| YOUR TASKS |
1. Retype the part of the November 2013 post on data overload between "Pointers: November 2013" and "and detect patterns.", inclusive.
2. Sum up the November 2013 post on data overload in two sentences.

| DOCUMENT SEGMENT |
▶
Pointers: November 2013

Much has been made of the human ability to recognize patterns, seeing shapes and trends in complex scenes. We can detect familiar faces in crowds, clouds which look like dragons, trends in data. Also notable is the human ability to filter and ignore data. Filtering is essential in processing new data.

Data overload is arguably not a new problem. Consider a World Cup spectator in a crowded stadium. A pre-literate tribe member in a dense rainforest. Charles Darwin exploring new ecosystems during the voyages of the Beagle. Sherlock Holmes at a crime scene. Human neurology and cognition enables these observers to filter what is potentially paralyzing volumes of data, focus on relevant information, and detect patterns.

The Sherlock Holmes example is different, and not just because he is a fictional character (supposedly). Dr. Watson might not agree that a crime scene is rich with observable data. But to Sherlock Holmes it always is, since he is exceptionally skilled as a detective, and highly trained in esoteric arts such as classification of tobacco ash and natural fibers. So data overload can depend on the tools of observation used -- or misused. A modern example is that a few cheap webcams can easily generate terabytes of mostly useless data per day (e.g. surveillance video) which can be stored and consequently require effort to distinguish from more valuable data. We can agree that Hubble telescope video is more precious than surveillance video, but question the costs vs. the benefits of the data volume produced by our most prized and advanced observational tools.

If a crime scene included a corpse lying prone with a dagger in the back, I think Sherlock Holmes would refrain from tobacco ash analysis and focus on the dagger, at least initially. Since he is not called to easy cases, maybe eventually the dagger will prove to be a false lead, and the tobacco ash will deserve attention. But Holmes like any rational observer will prioritize, will rank the evidence. If Holmes was unable to focus, filter and rank, the bloody dagger would blend into the observable thousands of coat fibers and tobacco ashes. Which brings us to Google.
◀
[Element and region data]
▶
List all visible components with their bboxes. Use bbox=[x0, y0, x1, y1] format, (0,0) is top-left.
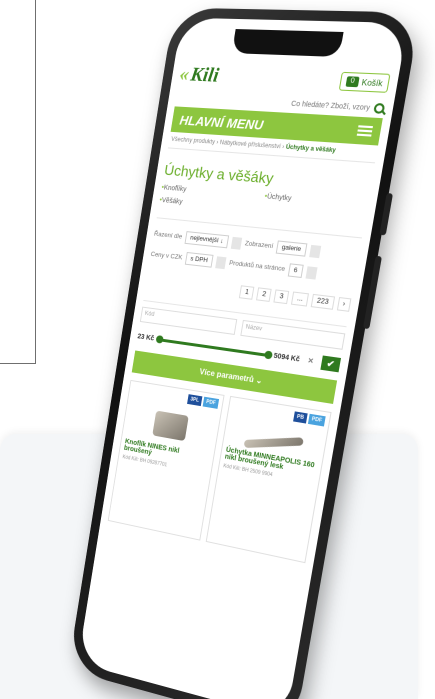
category-link[interactable]: Věšáky bbox=[159, 197, 255, 213]
range-track[interactable] bbox=[157, 337, 271, 357]
page-link[interactable]: 3 bbox=[273, 289, 290, 305]
chevron-down-icon[interactable] bbox=[230, 236, 243, 250]
site-logo[interactable]: «Kili bbox=[178, 63, 220, 87]
breadcrumb-current: Úchytky a věšáky bbox=[285, 144, 337, 155]
next-page-icon[interactable]: › bbox=[336, 296, 352, 312]
per-page-label: Produktů na stránce bbox=[228, 259, 286, 273]
page-ellipsis: ... bbox=[291, 291, 309, 307]
product-image[interactable] bbox=[243, 437, 304, 448]
sort-label: Řazení dle bbox=[153, 230, 183, 241]
price-max: 5094 Kč bbox=[273, 352, 301, 363]
sort-direction-icon: ↓ bbox=[219, 237, 224, 245]
page-link[interactable]: 223 bbox=[310, 293, 335, 310]
product-card[interactable]: 3PL PDF Knoflík NINES nikl broušený Kód … bbox=[107, 379, 225, 541]
close-icon[interactable]: ✕ bbox=[303, 356, 318, 366]
page-link[interactable]: 1 bbox=[239, 285, 255, 300]
product-badges: PB PDF bbox=[293, 411, 326, 427]
code-input[interactable]: Kód bbox=[139, 306, 238, 335]
cart-button[interactable]: 0 Košík bbox=[338, 71, 391, 93]
badge-pdf[interactable]: PDF bbox=[307, 413, 326, 427]
chevron-down-icon[interactable] bbox=[305, 265, 318, 280]
price-select[interactable]: s DPH bbox=[184, 251, 214, 268]
chevron-down-icon[interactable] bbox=[308, 244, 321, 258]
background-frame-line bbox=[0, 0, 36, 364]
sort-select[interactable]: nejlevnější ↓ bbox=[184, 231, 230, 249]
price-label: Ceny v CZK bbox=[150, 251, 183, 262]
site-header: «Kili 0 Košík bbox=[178, 59, 392, 99]
category-link[interactable]: Úchytky bbox=[264, 193, 368, 209]
checkmark-icon[interactable]: ✔ bbox=[320, 355, 342, 373]
filter-panel: Řazení dle nejlevnější ↓ Zobrazení galer… bbox=[149, 217, 363, 285]
logo-text: Kili bbox=[189, 63, 221, 87]
product-image[interactable] bbox=[152, 410, 189, 442]
display-label: Zobrazení bbox=[244, 240, 274, 251]
chevron-down-icon[interactable] bbox=[215, 255, 227, 269]
breadcrumb-item[interactable]: Nábytkové příslušenství bbox=[219, 140, 281, 150]
page-link[interactable]: 2 bbox=[256, 287, 272, 302]
main-menu-label: HLAVNÍ MENU bbox=[178, 112, 265, 133]
product-card[interactable]: PB PDF Úchytka MINNEAPOLIS 160 nikl brou… bbox=[205, 395, 332, 564]
product-badges: 3PL PDF bbox=[186, 394, 220, 409]
search-icon[interactable] bbox=[373, 102, 386, 114]
cart-icon: 0 bbox=[345, 76, 360, 88]
badge-3pl[interactable]: 3PL bbox=[186, 394, 203, 407]
product-grid: 3PL PDF Knoflík NINES nikl broušený Kód … bbox=[107, 379, 332, 564]
display-select[interactable]: galerie bbox=[275, 240, 308, 257]
phone-notch bbox=[231, 29, 344, 58]
cart-label: Košík bbox=[360, 77, 384, 88]
category-link[interactable]: Knoflíky bbox=[161, 184, 258, 199]
breadcrumb-item[interactable]: Všechny produkty bbox=[171, 137, 216, 146]
sort-value: nejlevnější bbox=[189, 234, 220, 245]
price-min: 23 Kč bbox=[137, 332, 155, 342]
hamburger-icon[interactable] bbox=[356, 125, 373, 137]
search-placeholder: Co hledáte? Zboží, vzory bbox=[290, 100, 371, 112]
badge-pdf[interactable]: PDF bbox=[202, 396, 220, 409]
per-page-select[interactable]: 6 bbox=[287, 263, 304, 278]
badge-pb[interactable]: PB bbox=[293, 411, 308, 424]
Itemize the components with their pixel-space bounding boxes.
◀
| ANSWERS TO EACH TASK |
1.
Pointers: November 2013

Much has been made of the human ability to recognize patterns, seeing shapes and trends in complex scenes. We can detect familiar faces in crowds, clouds which look like dragons, trends in data. Also notable is the human ability to filter and ignore data. Filtering is essential in processing new data.

Data overload is arguably not a new problem. Consider a World Cup spectator in a crowded stadium. A pre-literate tribe member in a dense rainforest. Charles Darwin exploring new ecosystems during the voyages of the Beagle. Sherlock Holmes at a crime scene. Human neurology and cognition enables these observers to filter what is potentially paralyzing volumes of data, focus on relevant information, and detect patterns.

2. Besides recognizing patterns, people can filter and ignore data, which lets observers like a stadium spectator, Darwin or Sherlock Holmes focus on relevant information amid huge volumes of it. Whether data overload arises can depend on the tools of observation, and a rational observer like Holmes must prioritize and rank the evidence so a key clue such as a bloody dagger doesn't blend into everything else.